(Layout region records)

++++++

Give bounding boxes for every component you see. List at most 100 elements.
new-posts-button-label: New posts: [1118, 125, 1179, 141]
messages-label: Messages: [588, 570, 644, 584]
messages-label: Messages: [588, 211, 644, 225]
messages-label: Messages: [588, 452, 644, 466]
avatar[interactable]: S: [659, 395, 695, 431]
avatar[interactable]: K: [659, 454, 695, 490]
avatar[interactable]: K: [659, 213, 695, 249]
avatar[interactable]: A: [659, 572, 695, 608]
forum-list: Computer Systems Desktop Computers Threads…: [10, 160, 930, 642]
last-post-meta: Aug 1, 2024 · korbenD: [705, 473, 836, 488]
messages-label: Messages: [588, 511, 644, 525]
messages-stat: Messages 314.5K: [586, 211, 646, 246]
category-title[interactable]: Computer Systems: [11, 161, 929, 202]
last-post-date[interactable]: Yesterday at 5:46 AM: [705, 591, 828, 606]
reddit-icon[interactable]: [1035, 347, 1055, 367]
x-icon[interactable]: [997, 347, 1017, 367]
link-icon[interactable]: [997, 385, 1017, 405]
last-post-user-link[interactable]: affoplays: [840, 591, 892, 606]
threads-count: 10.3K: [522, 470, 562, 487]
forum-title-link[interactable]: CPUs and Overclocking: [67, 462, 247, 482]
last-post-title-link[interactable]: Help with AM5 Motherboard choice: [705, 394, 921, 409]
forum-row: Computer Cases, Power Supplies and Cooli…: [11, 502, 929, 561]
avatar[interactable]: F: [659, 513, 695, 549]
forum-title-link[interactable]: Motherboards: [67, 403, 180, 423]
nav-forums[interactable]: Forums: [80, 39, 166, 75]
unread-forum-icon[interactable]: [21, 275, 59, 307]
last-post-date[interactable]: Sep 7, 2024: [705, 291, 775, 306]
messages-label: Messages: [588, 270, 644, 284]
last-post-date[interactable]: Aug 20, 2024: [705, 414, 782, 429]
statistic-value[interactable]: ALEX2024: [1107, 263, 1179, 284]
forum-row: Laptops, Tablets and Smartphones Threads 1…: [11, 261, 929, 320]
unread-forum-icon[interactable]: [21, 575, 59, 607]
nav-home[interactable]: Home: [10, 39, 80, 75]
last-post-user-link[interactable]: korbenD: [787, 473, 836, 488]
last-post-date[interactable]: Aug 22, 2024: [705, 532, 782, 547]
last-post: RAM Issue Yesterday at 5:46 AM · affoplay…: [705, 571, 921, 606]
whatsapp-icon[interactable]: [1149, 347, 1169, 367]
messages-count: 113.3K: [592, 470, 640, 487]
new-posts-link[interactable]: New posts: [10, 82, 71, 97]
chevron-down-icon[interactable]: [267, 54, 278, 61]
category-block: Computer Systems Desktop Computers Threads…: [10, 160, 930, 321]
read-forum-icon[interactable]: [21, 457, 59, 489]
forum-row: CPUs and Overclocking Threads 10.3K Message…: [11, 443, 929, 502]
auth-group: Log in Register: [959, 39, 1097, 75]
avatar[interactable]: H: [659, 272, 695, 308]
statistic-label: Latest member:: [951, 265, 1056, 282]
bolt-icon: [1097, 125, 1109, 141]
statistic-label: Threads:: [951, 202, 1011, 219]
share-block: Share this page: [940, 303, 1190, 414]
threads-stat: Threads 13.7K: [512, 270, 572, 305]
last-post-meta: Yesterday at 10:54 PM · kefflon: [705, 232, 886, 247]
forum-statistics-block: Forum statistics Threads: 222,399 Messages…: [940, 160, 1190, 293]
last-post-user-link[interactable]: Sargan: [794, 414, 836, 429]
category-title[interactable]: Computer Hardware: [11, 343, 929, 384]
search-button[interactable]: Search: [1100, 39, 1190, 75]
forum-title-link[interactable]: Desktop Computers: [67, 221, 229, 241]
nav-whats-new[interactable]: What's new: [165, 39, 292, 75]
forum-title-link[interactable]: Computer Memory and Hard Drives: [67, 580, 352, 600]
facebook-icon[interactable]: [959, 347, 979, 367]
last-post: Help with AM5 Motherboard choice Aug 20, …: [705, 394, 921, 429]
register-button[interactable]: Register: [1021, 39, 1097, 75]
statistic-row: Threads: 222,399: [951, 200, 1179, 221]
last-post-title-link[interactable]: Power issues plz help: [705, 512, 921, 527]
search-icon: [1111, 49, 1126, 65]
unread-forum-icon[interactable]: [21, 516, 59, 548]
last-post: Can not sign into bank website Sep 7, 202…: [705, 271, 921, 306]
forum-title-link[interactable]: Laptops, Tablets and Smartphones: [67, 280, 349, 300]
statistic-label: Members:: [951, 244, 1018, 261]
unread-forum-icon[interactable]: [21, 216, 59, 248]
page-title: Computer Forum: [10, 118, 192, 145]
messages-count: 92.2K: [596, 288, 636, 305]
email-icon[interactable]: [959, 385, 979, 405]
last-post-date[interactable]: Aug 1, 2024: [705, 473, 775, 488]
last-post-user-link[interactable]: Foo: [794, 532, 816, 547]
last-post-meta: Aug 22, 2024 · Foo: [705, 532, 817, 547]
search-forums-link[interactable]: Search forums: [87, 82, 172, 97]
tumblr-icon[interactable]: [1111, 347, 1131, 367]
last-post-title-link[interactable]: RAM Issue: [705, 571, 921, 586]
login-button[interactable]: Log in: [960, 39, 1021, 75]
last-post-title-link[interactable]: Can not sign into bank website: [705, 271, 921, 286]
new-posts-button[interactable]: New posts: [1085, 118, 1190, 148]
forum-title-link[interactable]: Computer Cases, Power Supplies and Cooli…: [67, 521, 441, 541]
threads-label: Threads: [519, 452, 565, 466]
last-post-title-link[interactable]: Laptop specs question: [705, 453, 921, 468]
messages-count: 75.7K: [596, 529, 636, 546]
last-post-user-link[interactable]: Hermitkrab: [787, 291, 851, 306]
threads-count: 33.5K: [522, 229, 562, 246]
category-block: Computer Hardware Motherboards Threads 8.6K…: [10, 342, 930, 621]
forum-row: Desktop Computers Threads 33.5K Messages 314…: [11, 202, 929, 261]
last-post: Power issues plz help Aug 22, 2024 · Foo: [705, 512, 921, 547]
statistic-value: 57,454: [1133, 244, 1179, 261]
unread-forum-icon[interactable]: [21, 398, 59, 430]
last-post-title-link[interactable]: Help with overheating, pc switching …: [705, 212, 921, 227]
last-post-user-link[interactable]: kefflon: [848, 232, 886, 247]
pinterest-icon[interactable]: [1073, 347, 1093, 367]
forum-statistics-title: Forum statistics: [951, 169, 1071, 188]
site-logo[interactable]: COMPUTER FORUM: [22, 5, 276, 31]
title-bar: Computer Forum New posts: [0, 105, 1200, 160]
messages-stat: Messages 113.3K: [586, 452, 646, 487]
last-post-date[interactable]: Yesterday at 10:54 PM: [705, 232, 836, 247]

++++++

Copy every line of the records above without changing anything.

Give bounding boxes for every component you see. List at most 100 elements.
new-posts-button-label: New posts: [1118, 125, 1179, 141]
messages-label: Messages: [588, 570, 644, 584]
messages-label: Messages: [588, 211, 644, 225]
messages-label: Messages: [588, 452, 644, 466]
avatar[interactable]: S: [659, 395, 695, 431]
avatar[interactable]: K: [659, 454, 695, 490]
avatar[interactable]: K: [659, 213, 695, 249]
avatar[interactable]: A: [659, 572, 695, 608]
forum-list: Computer Systems Desktop Computers Threads…: [10, 160, 930, 642]
last-post-meta: Aug 1, 2024 · korbenD: [705, 473, 836, 488]
messages-label: Messages: [588, 511, 644, 525]
messages-stat: Messages 314.5K: [586, 211, 646, 246]
category-title[interactable]: Computer Systems: [11, 161, 929, 202]
last-post-date[interactable]: Yesterday at 5:46 AM: [705, 591, 828, 606]
reddit-icon[interactable]: [1035, 347, 1055, 367]
x-icon[interactable]: [997, 347, 1017, 367]
link-icon[interactable]: [997, 385, 1017, 405]
last-post-user-link[interactable]: affoplays: [840, 591, 892, 606]
threads-count: 10.3K: [522, 470, 562, 487]
forum-title-link[interactable]: CPUs and Overclocking: [67, 462, 247, 482]
last-post-title-link[interactable]: Help with AM5 Motherboard choice: [705, 394, 921, 409]
forum-row: Computer Cases, Power Supplies and Cooli…: [11, 502, 929, 561]
avatar[interactable]: F: [659, 513, 695, 549]
forum-title-link[interactable]: Motherboards: [67, 403, 180, 423]
nav-forums[interactable]: Forums: [80, 39, 166, 75]
unread-forum-icon[interactable]: [21, 275, 59, 307]
last-post-date[interactable]: Sep 7, 2024: [705, 291, 775, 306]
messages-label: Messages: [588, 270, 644, 284]
last-post-date[interactable]: Aug 20, 2024: [705, 414, 782, 429]
statistic-value[interactable]: ALEX2024: [1107, 263, 1179, 284]
forum-row: Laptops, Tablets and Smartphones Threads 1…: [11, 261, 929, 320]
unread-forum-icon[interactable]: [21, 575, 59, 607]
nav-home[interactable]: Home: [10, 39, 80, 75]
last-post-user-link[interactable]: korbenD: [787, 473, 836, 488]
last-post-date[interactable]: Aug 22, 2024: [705, 532, 782, 547]
last-post: RAM Issue Yesterday at 5:46 AM · affoplay…: [705, 571, 921, 606]
whatsapp-icon[interactable]: [1149, 347, 1169, 367]
messages-count: 113.3K: [592, 470, 640, 487]
new-posts-link[interactable]: New posts: [10, 82, 71, 97]
chevron-down-icon[interactable]: [267, 54, 278, 61]
category-block: Computer Systems Desktop Computers Threads…: [10, 160, 930, 321]
read-forum-icon[interactable]: [21, 457, 59, 489]
forum-row: CPUs and Overclocking Threads 10.3K Message…: [11, 443, 929, 502]
auth-group: Log in Register: [959, 39, 1097, 75]
avatar[interactable]: H: [659, 272, 695, 308]
statistic-label: Latest member:: [951, 265, 1056, 282]
bolt-icon: [1097, 125, 1109, 141]
statistic-label: Threads:: [951, 202, 1011, 219]
share-block: Share this page: [940, 303, 1190, 414]
threads-stat: Threads 13.7K: [512, 270, 572, 305]
last-post-meta: Yesterday at 10:54 PM · kefflon: [705, 232, 886, 247]
forum-statistics-block: Forum statistics Threads: 222,399 Messages…: [940, 160, 1190, 293]
last-post-user-link[interactable]: Sargan: [794, 414, 836, 429]
category-title[interactable]: Computer Hardware: [11, 343, 929, 384]
search-button[interactable]: Search: [1100, 39, 1190, 75]
forum-title-link[interactable]: Desktop Computers: [67, 221, 229, 241]
nav-whats-new[interactable]: What's new: [165, 39, 292, 75]
forum-title-link[interactable]: Computer Memory and Hard Drives: [67, 580, 352, 600]
facebook-icon[interactable]: [959, 347, 979, 367]
last-post: Help with AM5 Motherboard choice Aug 20, …: [705, 394, 921, 429]
register-button[interactable]: Register: [1021, 39, 1097, 75]
statistic-row: Threads: 222,399: [951, 200, 1179, 221]
last-post-title-link[interactable]: Power issues plz help: [705, 512, 921, 527]
search-icon: [1111, 49, 1126, 65]
unread-forum-icon[interactable]: [21, 516, 59, 548]
last-post: Can not sign into bank website Sep 7, 202…: [705, 271, 921, 306]
forum-title-link[interactable]: Laptops, Tablets and Smartphones: [67, 280, 349, 300]
statistic-label: Members:: [951, 244, 1018, 261]
unread-forum-icon[interactable]: [21, 216, 59, 248]
page-title: Computer Forum: [10, 118, 192, 145]
messages-count: 92.2K: [596, 288, 636, 305]
email-icon[interactable]: [959, 385, 979, 405]
last-post-date[interactable]: Aug 1, 2024: [705, 473, 775, 488]
last-post-user-link[interactable]: Foo: [794, 532, 816, 547]
last-post-meta: Aug 22, 2024 · Foo: [705, 532, 817, 547]
search-forums-link[interactable]: Search forums: [87, 82, 172, 97]
tumblr-icon[interactable]: [1111, 347, 1131, 367]
last-post-title-link[interactable]: RAM Issue: [705, 571, 921, 586]
login-button[interactable]: Log in: [960, 39, 1021, 75]
last-post-title-link[interactable]: Can not sign into bank website: [705, 271, 921, 286]
new-posts-button[interactable]: New posts: [1085, 118, 1190, 148]
forum-title-link[interactable]: Computer Cases, Power Supplies and Cooli…: [67, 521, 441, 541]
threads-label: Threads: [519, 452, 565, 466]
last-post-title-link[interactable]: Laptop specs question: [705, 453, 921, 468]
messages-count: 75.7K: [596, 529, 636, 546]
last-post-user-link[interactable]: Hermitkrab: [787, 291, 851, 306]
threads-count: 33.5K: [522, 229, 562, 246]
category-block: Computer Hardware Motherboards Threads 8.6K…: [10, 342, 930, 621]
forum-row: Desktop Computers Threads 33.5K Messages 314…: [11, 202, 929, 261]
last-post: Power issues plz help Aug 22, 2024 · Foo: [705, 512, 921, 547]
statistic-value: 57,454: [1133, 244, 1179, 261]
unread-forum-icon[interactable]: [21, 398, 59, 430]
last-post-title-link[interactable]: Help with overheating, pc switching …: [705, 212, 921, 227]
last-post-user-link[interactable]: kefflon: [848, 232, 886, 247]
pinterest-icon[interactable]: [1073, 347, 1093, 367]
forum-statistics-title: Forum statistics: [951, 169, 1071, 188]
site-logo[interactable]: COMPUTER FORUM: [22, 5, 276, 31]
title-bar: Computer Forum New posts: [0, 105, 1200, 160]
messages-stat: Messages 113.3K: [586, 452, 646, 487]
last-post-date[interactable]: Yesterday at 10:54 PM: [705, 232, 836, 247]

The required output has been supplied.